## Exercise objective
The entire listing is to be repeated verbatim.
--- --- ---
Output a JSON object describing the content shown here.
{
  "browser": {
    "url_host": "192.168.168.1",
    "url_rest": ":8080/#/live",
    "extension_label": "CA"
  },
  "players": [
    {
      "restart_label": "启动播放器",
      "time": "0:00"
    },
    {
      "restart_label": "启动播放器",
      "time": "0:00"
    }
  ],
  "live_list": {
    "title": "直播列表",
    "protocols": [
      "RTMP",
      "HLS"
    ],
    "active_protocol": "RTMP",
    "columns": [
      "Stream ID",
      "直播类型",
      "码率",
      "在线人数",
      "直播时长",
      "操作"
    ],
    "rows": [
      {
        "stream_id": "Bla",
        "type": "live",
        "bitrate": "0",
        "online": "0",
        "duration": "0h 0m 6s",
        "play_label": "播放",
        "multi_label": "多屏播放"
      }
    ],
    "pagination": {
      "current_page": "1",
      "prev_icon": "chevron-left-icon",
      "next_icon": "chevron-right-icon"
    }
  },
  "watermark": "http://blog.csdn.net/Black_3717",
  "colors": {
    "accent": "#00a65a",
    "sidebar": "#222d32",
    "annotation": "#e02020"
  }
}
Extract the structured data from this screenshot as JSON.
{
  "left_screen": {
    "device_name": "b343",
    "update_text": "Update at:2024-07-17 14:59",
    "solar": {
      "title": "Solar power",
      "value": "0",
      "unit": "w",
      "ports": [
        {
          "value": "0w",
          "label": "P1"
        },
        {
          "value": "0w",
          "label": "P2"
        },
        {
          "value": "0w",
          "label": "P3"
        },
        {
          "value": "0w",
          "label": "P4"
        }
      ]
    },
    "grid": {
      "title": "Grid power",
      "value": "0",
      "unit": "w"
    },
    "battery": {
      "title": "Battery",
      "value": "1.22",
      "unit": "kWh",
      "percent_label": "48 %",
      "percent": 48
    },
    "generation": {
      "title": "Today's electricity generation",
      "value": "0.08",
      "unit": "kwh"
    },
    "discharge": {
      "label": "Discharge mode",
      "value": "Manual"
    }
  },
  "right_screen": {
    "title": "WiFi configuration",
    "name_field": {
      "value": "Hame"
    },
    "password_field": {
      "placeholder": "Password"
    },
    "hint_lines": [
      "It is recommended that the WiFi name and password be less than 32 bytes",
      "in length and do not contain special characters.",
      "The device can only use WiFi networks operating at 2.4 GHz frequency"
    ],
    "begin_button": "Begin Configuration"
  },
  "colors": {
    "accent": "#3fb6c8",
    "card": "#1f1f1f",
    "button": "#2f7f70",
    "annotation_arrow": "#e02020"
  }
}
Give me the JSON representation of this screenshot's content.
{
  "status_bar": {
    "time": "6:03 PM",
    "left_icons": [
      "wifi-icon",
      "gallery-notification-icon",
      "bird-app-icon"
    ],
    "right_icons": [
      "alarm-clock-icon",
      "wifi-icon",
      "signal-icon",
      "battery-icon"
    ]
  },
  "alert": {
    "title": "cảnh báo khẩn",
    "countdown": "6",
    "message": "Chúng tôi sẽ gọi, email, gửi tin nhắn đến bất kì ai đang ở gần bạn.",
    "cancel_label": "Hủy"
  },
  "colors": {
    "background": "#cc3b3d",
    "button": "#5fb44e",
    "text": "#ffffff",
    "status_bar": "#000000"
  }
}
--- --- ---
## Solution for this exercise
Output a JSON object describing the content shown here.
{
  "browser": {
    "url_host": "192.168.168.1",
    "url_rest": ":8080/#/live",
    "extension_label": "CA"
  },
  "players": [
    {
      "restart_label": "启动播放器",
      "time": "0:00"
    },
    {
      "restart_label": "启动播放器",
      "time": "0:00"
    }
  ],
  "live_list": {
    "title": "直播列表",
    "protocols": [
      "RTMP",
      "HLS"
    ],
    "active_protocol": "RTMP",
    "columns": [
      "Stream ID",
      "直播类型",
      "码率",
      "在线人数",
      "直播时长",
      "操作"
    ],
    "rows": [
      {
        "stream_id": "Bla",
        "type": "live",
        "bitrate": "0",
        "online": "0",
        "duration": "0h 0m 6s",
        "play_label": "播放",
        "multi_label": "多屏播放"
      }
    ],
    "pagination": {
      "current_page": "1",
      "prev_icon": "chevron-left-icon",
      "next_icon": "chevron-right-icon"
    }
  },
  "watermark": "http://blog.csdn.net/Black_3717",
  "colors": {
    "accent": "#00a65a",
    "sidebar": "#222d32",
    "annotation": "#e02020"
  }
}
Extract the structured data from this screenshot as JSON.
{
  "left_screen": {
    "device_name": "b343",
    "update_text": "Update at:2024-07-17 14:59",
    "solar": {
      "title": "Solar power",
      "value": "0",
      "unit": "w",
      "ports": [
        {
          "value": "0w",
          "label": "P1"
        },
        {
          "value": "0w",
          "label": "P2"
        },
        {
          "value": "0w",
          "label": "P3"
        },
        {
          "value": "0w",
          "label": "P4"
        }
      ]
    },
    "grid": {
      "title": "Grid power",
      "value": "0",
      "unit": "w"
    },
    "battery": {
      "title": "Battery",
      "value": "1.22",
      "unit": "kWh",
      "percent_label": "48 %",
      "percent": 48
    },
    "generation": {
      "title": "Today's electricity generation",
      "value": "0.08",
      "unit": "kwh"
    },
    "discharge": {
      "label": "Discharge mode",
      "value": "Manual"
    }
  },
  "right_screen": {
    "title": "WiFi configuration",
    "name_field": {
      "value": "Hame"
    },
    "password_field": {
      "placeholder": "Password"
    },
    "hint_lines": [
      "It is recommended that the WiFi name and password be less than 32 bytes",
      "in length and do not contain special characters.",
      "The device can only use WiFi networks operating at 2.4 GHz frequency"
    ],
    "begin_button": "Begin Configuration"
  },
  "colors": {
    "accent": "#3fb6c8",
    "card": "#1f1f1f",
    "button": "#2f7f70",
    "annotation_arrow": "#e02020"
  }
}
Give me the JSON representation of this screenshot's content.
{
  "status_bar": {
    "time": "6:03 PM",
    "left_icons": [
      "wifi-icon",
      "gallery-notification-icon",
      "bird-app-icon"
    ],
    "right_icons": [
      "alarm-clock-icon",
      "wifi-icon",
      "signal-icon",
      "battery-icon"
    ]
  },
  "alert": {
    "title": "cảnh báo khẩn",
    "countdown": "6",
    "message": "Chúng tôi sẽ gọi, email, gửi tin nhắn đến bất kì ai đang ở gần bạn.",
    "cancel_label": "Hủy"
  },
  "colors": {
    "background": "#cc3b3d",
    "button": "#5fb44e",
    "text": "#ffffff",
    "status_bar": "#000000"
  }
}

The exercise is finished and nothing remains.